» YOUR OBJECTIVE:
Locate every line in the material below that has the word "이곳저곳에". Copy each of those lines.
-------- PROVIDED RECORDS
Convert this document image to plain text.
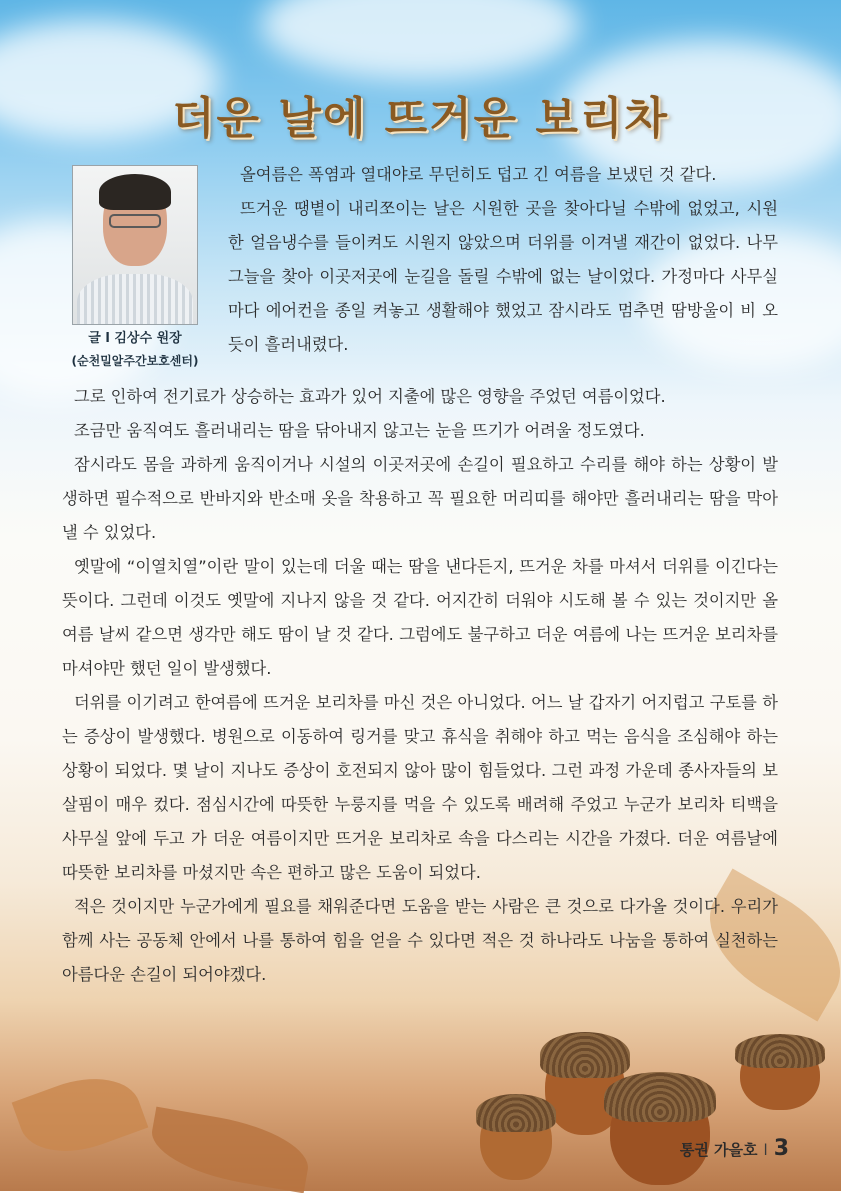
더운 날에 뜨거운 보리차
글 l 김상수 원장
(순천밀알주간보호센터)

올여름은 폭염과 열대야로 무던히도 덥고 긴 여름을 보냈던 것 같다.

뜨거운 땡볕이 내리쪼이는 날은 시원한 곳을 찾아다닐 수밖에 없었고, 시원한 얼음냉수를 들이켜도 시원지 않았으며 더위를 이겨낼 재간이 없었다. 나무 그늘을 찾아 이곳저곳에 눈길을 돌릴 수밖에 없는 날이었다. 가정마다 사무실마다 에어컨을 종일 켜놓고 생활해야 했었고 잠시라도 멈추면 땀방울이 비 오듯이 흘러내렸다.

그로 인하여 전기료가 상승하는 효과가 있어 지출에 많은 영향을 주었던 여름이었다.

조금만 움직여도 흘러내리는 땀을 닦아내지 않고는 눈을 뜨기가 어려울 정도였다.

잠시라도 몸을 과하게 움직이거나 시설의 이곳저곳에 손길이 필요하고 수리를 해야 하는 상황이 발생하면 필수적으로 반바지와 반소매 옷을 착용하고 꼭 필요한 머리띠를 해야만 흘러내리는 땀을 막아낼 수 있었다.

옛말에 “이열치열”이란 말이 있는데 더울 때는 땀을 낸다든지, 뜨거운 차를 마셔서 더위를 이긴다는 뜻이다. 그런데 이것도 옛말에 지나지 않을 것 같다. 어지간히 더워야 시도해 볼 수 있는 것이지만 올여름 날씨 같으면 생각만 해도 땀이 날 것 같다. 그럼에도 불구하고 더운 여름에 나는 뜨거운 보리차를 마셔야만 했던 일이 발생했다.

더위를 이기려고 한여름에 뜨거운 보리차를 마신 것은 아니었다. 어느 날 갑자기 어지럽고 구토를 하는 증상이 발생했다. 병원으로 이동하여 링거를 맞고 휴식을 취해야 하고 먹는 음식을 조심해야 하는 상황이 되었다. 몇 날이 지나도 증상이 호전되지 않아 많이 힘들었다. 그런 과정 가운데 종사자들의 보살핌이 매우 컸다. 점심시간에 따뜻한 누룽지를 먹을 수 있도록 배려해 주었고 누군가 보리차 티백을 사무실 앞에 두고 가 더운 여름이지만 뜨거운 보리차로 속을 다스리는 시간을 가졌다. 더운 여름날에 따뜻한 보리차를 마셨지만 속은 편하고 많은 도움이 되었다.

적은 것이지만 누군가에게 필요를 채워준다면 도움을 받는 사람은 큰 것으로 다가올 것이다. 우리가 함께 사는 공동체 안에서 나를 통하여 힘을 얻을 수 있다면 적은 것 하나라도 나눔을 통하여 실천하는 아름다운 손길이 되어야겠다.

통권 가을호 l 3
----------------
» SOLVED PROBLEM:
뜨거운 땡볕이 내리쪼이는 날은 시원한 곳을 찾아다닐 수밖에 없었고, 시원한 얼음냉수를 들이켜도 시원지 않았으며 더위를 이겨낼 재간이 없었다. 나무 그늘을 찾아 이곳저곳에 눈길을 돌릴 수밖에 없는 날이었다. 가정마다 사무실마다 에어컨을 종일 켜놓고 생활해야 했었고 잠시라도 멈추면 땀방울이 비 오듯이 흘러내렸다.
잠시라도 몸을 과하게 움직이거나 시설의 이곳저곳에 손길이 필요하고 수리를 해야 하는 상황이 발생하면 필수적으로 반바지와 반소매 옷을 착용하고 꼭 필요한 머리띠를 해야만 흘러내리는 땀을 막아낼 수 있었다.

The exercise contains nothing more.